**WORK TO DO:**
1. In the article on bank cybersecurity below, how much money did attackers steal from the Bangladesh Bank's account with the U.S. Federal Reserve?
2. Render this sentence from the bank cybersecurity article into Spanish: "Others have begun sending spam emails to their employees to identify which are most likely to introduce malware into institutional computer networks, said Streff."

**TEXT TO READ:**

As Concerns of Cyberattacks Grow, Banks Look to New Means to Protect Networks

As Concerns of Cyberattacks Grow, Banks Look to New Means to Protect Networks

Fantastic article from Moneylaundering.com's Colby Adams on the steps US financial institutions are taking to protect themselves from cyber attacks.. Very well worth a read...

"U.S. financial institutions are reevaluating their cybersecurity controls in light of increasingly complex online attacks aimed at stealing client funds and data, according to experts. 

The reviews, some of which have come in response to a confidential U.S. Treasury Department advisory, have coincided with recent disclosures by the Society for Worldwide Interbank Financial Telecommunication (Swift) that unidentified hackers managed on at least two occasions to access and send fraudulent payment instructions over the Brussels-based consortium’s financial messaging platform.

The incidents prompted department officials to quietly circulate warnings that such attacks could be repeated on a scale large enough to disrupt global payments, ACAMS moneylaundering.com learned in May. The department, which in 2014 asked banks to report cyberattacks much as they do suspicious transactions, is “actively monitoring” related regulatory filings, according to sources.

In response to governmental scrutiny and separate advisories by Swift, a number of financial institutions are weighing whether to implement biometric checks and require passwords that expire after a single usage in order to guard against authorized access to their interbank portals, according to Kevin Streff, founder of Secure Banking Solutions, a cyberdefense firm based in Madison, SD.

Others have begun sending spam emails to their employees to identify which are most likely to introduce malware into institutional computer networks, said Streff.

“The Swift network is a black box as far as a bank is concerned, because they only view the inputs and outputs. They don’t and can’t know what’s going on inside. The only thing to do is limit access to it, test employees, make sure everyone knows to not open email attachments or visit external websites with bank hardware,” he said.

Last month, Swift CEO Gottfried Leibart disclosed that the consortium could soon bar member banks with weak cybersecurity controls from accessing its interbank messaging platform. Three days later, the consortium announced plans to issue new security standards for its members and consider additional tools to “quickly recall” fraudulent payments.

“We recommend that customers consider third-party assurance reviews and, where necessary, ask your correspondent banks and service bureaux to work with you on enhanced arrangements,” Swift told financial institutions in a May 13 statement. 

JPMorgan Chase limited employee access to Swift amid reports that attackers installed malware on the Bangladesh Bank’s interbank portal and exploited the network to steal $81 million from the institution’s account with the U.S. Federal Reserve, anonymous sources told The Wall Street Journal.

U.K. officials instructed banks to outline plans for guarding against fraudulent access to their own Swift terminals shortly after the Bangladesh Bank heist, Reuters reported in May. The attack culminated in February, two months after nearly identical malware facilitated a similar scheme involving Vietnam’s Tien Phong Bank Swift server.

**MATERIAL SHOWN:**

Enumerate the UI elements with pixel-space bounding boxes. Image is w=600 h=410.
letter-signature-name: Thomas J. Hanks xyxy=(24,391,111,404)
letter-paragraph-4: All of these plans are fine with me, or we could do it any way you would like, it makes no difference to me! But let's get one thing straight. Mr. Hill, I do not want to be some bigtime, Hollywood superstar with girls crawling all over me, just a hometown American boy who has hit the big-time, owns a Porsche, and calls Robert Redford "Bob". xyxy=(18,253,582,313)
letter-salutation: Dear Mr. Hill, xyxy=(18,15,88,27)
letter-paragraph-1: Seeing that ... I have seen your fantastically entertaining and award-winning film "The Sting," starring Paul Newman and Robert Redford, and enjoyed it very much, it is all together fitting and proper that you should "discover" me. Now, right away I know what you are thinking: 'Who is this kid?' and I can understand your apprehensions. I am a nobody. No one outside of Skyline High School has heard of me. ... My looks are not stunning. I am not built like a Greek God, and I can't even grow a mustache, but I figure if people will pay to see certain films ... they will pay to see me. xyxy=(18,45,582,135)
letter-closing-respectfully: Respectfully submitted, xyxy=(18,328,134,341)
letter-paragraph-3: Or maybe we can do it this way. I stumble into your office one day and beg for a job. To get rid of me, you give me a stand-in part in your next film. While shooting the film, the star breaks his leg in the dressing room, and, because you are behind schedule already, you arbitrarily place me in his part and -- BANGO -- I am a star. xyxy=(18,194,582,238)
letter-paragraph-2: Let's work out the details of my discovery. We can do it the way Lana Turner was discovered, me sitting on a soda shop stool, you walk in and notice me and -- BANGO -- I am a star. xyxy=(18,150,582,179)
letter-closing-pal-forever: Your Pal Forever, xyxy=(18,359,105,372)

**SOLUTIONS BY TASK:**
1. $81 million.

2. Otras han comenzado a enviar correos electrónicos no deseados a sus empleados para identificar cuáles tienen más probabilidades de introducir malware en las redes informáticas institucionales, dijo Streff.